Work to do: Repeat every line exactly, keeping the pictures out of the copy.

Data for this exercise:
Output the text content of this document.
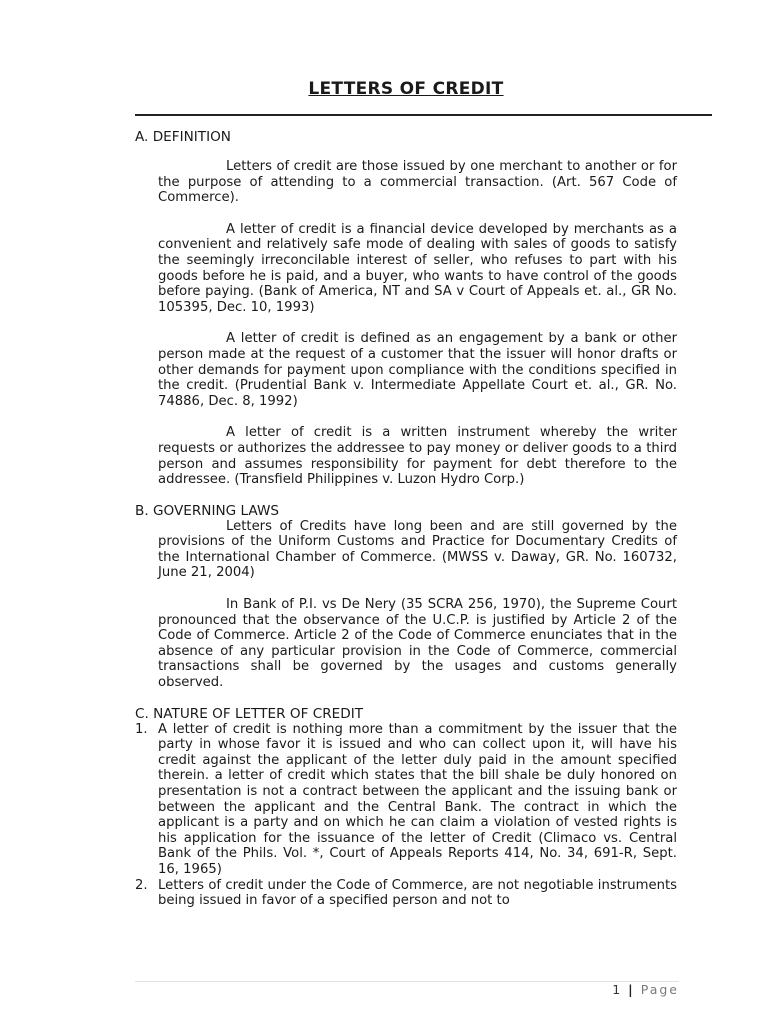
LETTERS OF CREDIT
A. DEFINITION

Letters of credit are those issued by one merchant to another or for the purpose of attending to a commercial transaction. (Art. 567 Code of Commerce).

A letter of credit is a financial device developed by merchants as a convenient and relatively safe mode of dealing with sales of goods to satisfy the seemingly irreconcilable interest of seller, who refuses to part with his goods before he is paid, and a buyer, who wants to have control of the goods before paying. (Bank of America, NT and SA v Court of Appeals et. al., GR No. 105395, Dec. 10, 1993)

A letter of credit is defined as an engagement by a bank or other person made at the request of a customer that the issuer will honor drafts or other demands for payment upon compliance with the conditions specified in the credit. (Prudential Bank v. Intermediate Appellate Court et. al., GR. No. 74886, Dec. 8, 1992)

A letter of credit is a written instrument whereby the writer requests or authorizes the addressee to pay money or deliver goods to a third person and assumes responsibility for payment for debt therefore to the addressee. (Transfield Philippines v. Luzon Hydro Corp.)

B. GOVERNING LAWS

Letters of Credits have long been and are still governed by the provisions of the Uniform Customs and Practice for Documentary Credits of the International Chamber of Commerce. (MWSS v. Daway, GR. No. 160732, June 21, 2004)

In Bank of P.I. vs De Nery (35 SCRA 256, 1970), the Supreme Court pronounced that the observance of the U.C.P. is justified by Article 2 of the Code of Commerce. Article 2 of the Code of Commerce enunciates that in the absence of any particular provision in the Code of Commerce, commercial transactions shall be governed by the usages and customs generally observed.

C. NATURE OF LETTER OF CREDIT
1. A letter of credit is nothing more than a commitment by the issuer that the party in whose favor it is issued and who can collect upon it, will have his credit against the applicant of the letter duly paid in the amount specified therein. a letter of credit which states that the bill shale be duly honored on presentation is not a contract between the applicant and the issuing bank or between the applicant and the Central Bank. The contract in which the applicant is a party and on which he can claim a violation of vested rights is his application for the issuance of the letter of Credit (Climaco vs. Central Bank of the Phils. Vol. *, Court of Appeals Reports 414, No. 34, 691-R, Sept. 16, 1965)
2. Letters of credit under the Code of Commerce, are not negotiable instruments being issued in favor of a specified person and not to
1 | Page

Full output:
Output the text content of this document.
LETTERS OF CREDIT
A. DEFINITION

Letters of credit are those issued by one merchant to another or for the purpose of attending to a commercial transaction. (Art. 567 Code of Commerce).

A letter of credit is a financial device developed by merchants as a convenient and relatively safe mode of dealing with sales of goods to satisfy the seemingly irreconcilable interest of seller, who refuses to part with his goods before he is paid, and a buyer, who wants to have control of the goods before paying. (Bank of America, NT and SA v Court of Appeals et. al., GR No. 105395, Dec. 10, 1993)

A letter of credit is defined as an engagement by a bank or other person made at the request of a customer that the issuer will honor drafts or other demands for payment upon compliance with the conditions specified in the credit. (Prudential Bank v. Intermediate Appellate Court et. al., GR. No. 74886, Dec. 8, 1992)

A letter of credit is a written instrument whereby the writer requests or authorizes the addressee to pay money or deliver goods to a third person and assumes responsibility for payment for debt therefore to the addressee. (Transfield Philippines v. Luzon Hydro Corp.)

B. GOVERNING LAWS

Letters of Credits have long been and are still governed by the provisions of the Uniform Customs and Practice for Documentary Credits of the International Chamber of Commerce. (MWSS v. Daway, GR. No. 160732, June 21, 2004)

In Bank of P.I. vs De Nery (35 SCRA 256, 1970), the Supreme Court pronounced that the observance of the U.C.P. is justified by Article 2 of the Code of Commerce. Article 2 of the Code of Commerce enunciates that in the absence of any particular provision in the Code of Commerce, commercial transactions shall be governed by the usages and customs generally observed.

C. NATURE OF LETTER OF CREDIT
1. A letter of credit is nothing more than a commitment by the issuer that the party in whose favor it is issued and who can collect upon it, will have his credit against the applicant of the letter duly paid in the amount specified therein. a letter of credit which states that the bill shale be duly honored on presentation is not a contract between the applicant and the issuing bank or between the applicant and the Central Bank. The contract in which the applicant is a party and on which he can claim a violation of vested rights is his application for the issuance of the letter of Credit (Climaco vs. Central Bank of the Phils. Vol. *, Court of Appeals Reports 414, No. 34, 691-R, Sept. 16, 1965)
2. Letters of credit under the Code of Commerce, are not negotiable instruments being issued in favor of a specified person and not to
1 | Page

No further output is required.